====== Records shown ======

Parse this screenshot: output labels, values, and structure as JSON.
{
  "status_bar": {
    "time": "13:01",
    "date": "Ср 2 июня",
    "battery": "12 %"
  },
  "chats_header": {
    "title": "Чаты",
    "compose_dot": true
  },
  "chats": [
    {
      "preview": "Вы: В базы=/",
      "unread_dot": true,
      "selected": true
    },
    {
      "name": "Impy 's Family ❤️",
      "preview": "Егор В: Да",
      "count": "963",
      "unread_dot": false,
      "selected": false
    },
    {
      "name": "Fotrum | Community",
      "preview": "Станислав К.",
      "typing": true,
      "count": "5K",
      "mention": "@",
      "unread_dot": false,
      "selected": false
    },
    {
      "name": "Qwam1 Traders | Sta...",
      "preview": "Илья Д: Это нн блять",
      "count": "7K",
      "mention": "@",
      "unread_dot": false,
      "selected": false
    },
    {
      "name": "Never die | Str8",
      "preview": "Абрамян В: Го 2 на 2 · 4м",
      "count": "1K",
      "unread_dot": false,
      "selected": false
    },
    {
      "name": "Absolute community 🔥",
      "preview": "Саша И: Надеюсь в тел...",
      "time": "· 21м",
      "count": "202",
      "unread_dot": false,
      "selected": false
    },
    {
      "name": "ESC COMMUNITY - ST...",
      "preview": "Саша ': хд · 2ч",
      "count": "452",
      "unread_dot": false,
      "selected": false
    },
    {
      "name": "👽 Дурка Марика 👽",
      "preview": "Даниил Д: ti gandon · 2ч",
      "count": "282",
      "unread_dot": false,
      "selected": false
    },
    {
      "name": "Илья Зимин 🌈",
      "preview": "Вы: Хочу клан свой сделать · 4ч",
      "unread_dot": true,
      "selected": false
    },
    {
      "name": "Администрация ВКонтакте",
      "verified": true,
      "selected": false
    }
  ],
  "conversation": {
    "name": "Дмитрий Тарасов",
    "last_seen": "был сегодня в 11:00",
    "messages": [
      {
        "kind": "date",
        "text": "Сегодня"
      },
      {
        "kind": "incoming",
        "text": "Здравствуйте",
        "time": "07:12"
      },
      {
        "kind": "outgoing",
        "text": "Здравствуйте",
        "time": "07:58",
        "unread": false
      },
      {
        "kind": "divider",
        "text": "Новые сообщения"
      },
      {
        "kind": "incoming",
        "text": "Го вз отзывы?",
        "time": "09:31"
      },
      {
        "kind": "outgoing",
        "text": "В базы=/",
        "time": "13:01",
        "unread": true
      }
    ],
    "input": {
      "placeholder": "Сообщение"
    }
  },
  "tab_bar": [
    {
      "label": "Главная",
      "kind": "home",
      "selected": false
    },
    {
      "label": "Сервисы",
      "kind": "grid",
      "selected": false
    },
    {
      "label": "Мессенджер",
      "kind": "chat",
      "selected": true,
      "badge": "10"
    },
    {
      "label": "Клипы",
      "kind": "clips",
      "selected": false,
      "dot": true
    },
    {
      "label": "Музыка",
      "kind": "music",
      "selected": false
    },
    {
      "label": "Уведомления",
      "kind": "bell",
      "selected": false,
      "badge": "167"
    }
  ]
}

======

[Stated task]:
Exactly reproduce all of the entries above.

[Exercise response]:
Parse this screenshot: output labels, values, and structure as JSON.
{
  "status_bar": {
    "time": "13:01",
    "date": "Ср 2 июня",
    "battery": "12 %"
  },
  "chats_header": {
    "title": "Чаты",
    "compose_dot": true
  },
  "chats": [
    {
      "preview": "Вы: В базы=/",
      "unread_dot": true,
      "selected": true
    },
    {
      "name": "Impy 's Family ❤️",
      "preview": "Егор В: Да",
      "count": "963",
      "unread_dot": false,
      "selected": false
    },
    {
      "name": "Fotrum | Community",
      "preview": "Станислав К.",
      "typing": true,
      "count": "5K",
      "mention": "@",
      "unread_dot": false,
      "selected": false
    },
    {
      "name": "Qwam1 Traders | Sta...",
      "preview": "Илья Д: Это нн блять",
      "count": "7K",
      "mention": "@",
      "unread_dot": false,
      "selected": false
    },
    {
      "name": "Never die | Str8",
      "preview": "Абрамян В: Го 2 на 2 · 4м",
      "count": "1K",
      "unread_dot": false,
      "selected": false
    },
    {
      "name": "Absolute community 🔥",
      "preview": "Саша И: Надеюсь в тел...",
      "time": "· 21м",
      "count": "202",
      "unread_dot": false,
      "selected": false
    },
    {
      "name": "ESC COMMUNITY - ST...",
      "preview": "Саша ': хд · 2ч",
      "count": "452",
      "unread_dot": false,
      "selected": false
    },
    {
      "name": "👽 Дурка Марика 👽",
      "preview": "Даниил Д: ti gandon · 2ч",
      "count": "282",
      "unread_dot": false,
      "selected": false
    },
    {
      "name": "Илья Зимин 🌈",
      "preview": "Вы: Хочу клан свой сделать · 4ч",
      "unread_dot": true,
      "selected": false
    },
    {
      "name": "Администрация ВКонтакте",
      "verified": true,
      "selected": false
    }
  ],
  "conversation": {
    "name": "Дмитрий Тарасов",
    "last_seen": "был сегодня в 11:00",
    "messages": [
      {
        "kind": "date",
        "text": "Сегодня"
      },
      {
        "kind": "incoming",
        "text": "Здравствуйте",
        "time": "07:12"
      },
      {
        "kind": "outgoing",
        "text": "Здравствуйте",
        "time": "07:58",
        "unread": false
      },
      {
        "kind": "divider",
        "text": "Новые сообщения"
      },
      {
        "kind": "incoming",
        "text": "Го вз отзывы?",
        "time": "09:31"
      },
      {
        "kind": "outgoing",
        "text": "В базы=/",
        "time": "13:01",
        "unread": true
      }
    ],
    "input": {
      "placeholder": "Сообщение"
    }
  },
  "tab_bar": [
    {
      "label": "Главная",
      "kind": "home",
      "selected": false
    },
    {
      "label": "Сервисы",
      "kind": "grid",
      "selected": false
    },
    {
      "label": "Мессенджер",
      "kind": "chat",
      "selected": true,
      "badge": "10"
    },
    {
      "label": "Клипы",
      "kind": "clips",
      "selected": false,
      "dot": true
    },
    {
      "label": "Музыка",
      "kind": "music",
      "selected": false
    },
    {
      "label": "Уведомления",
      "kind": "bell",
      "selected": false,
      "badge": "167"
    }
  ]
}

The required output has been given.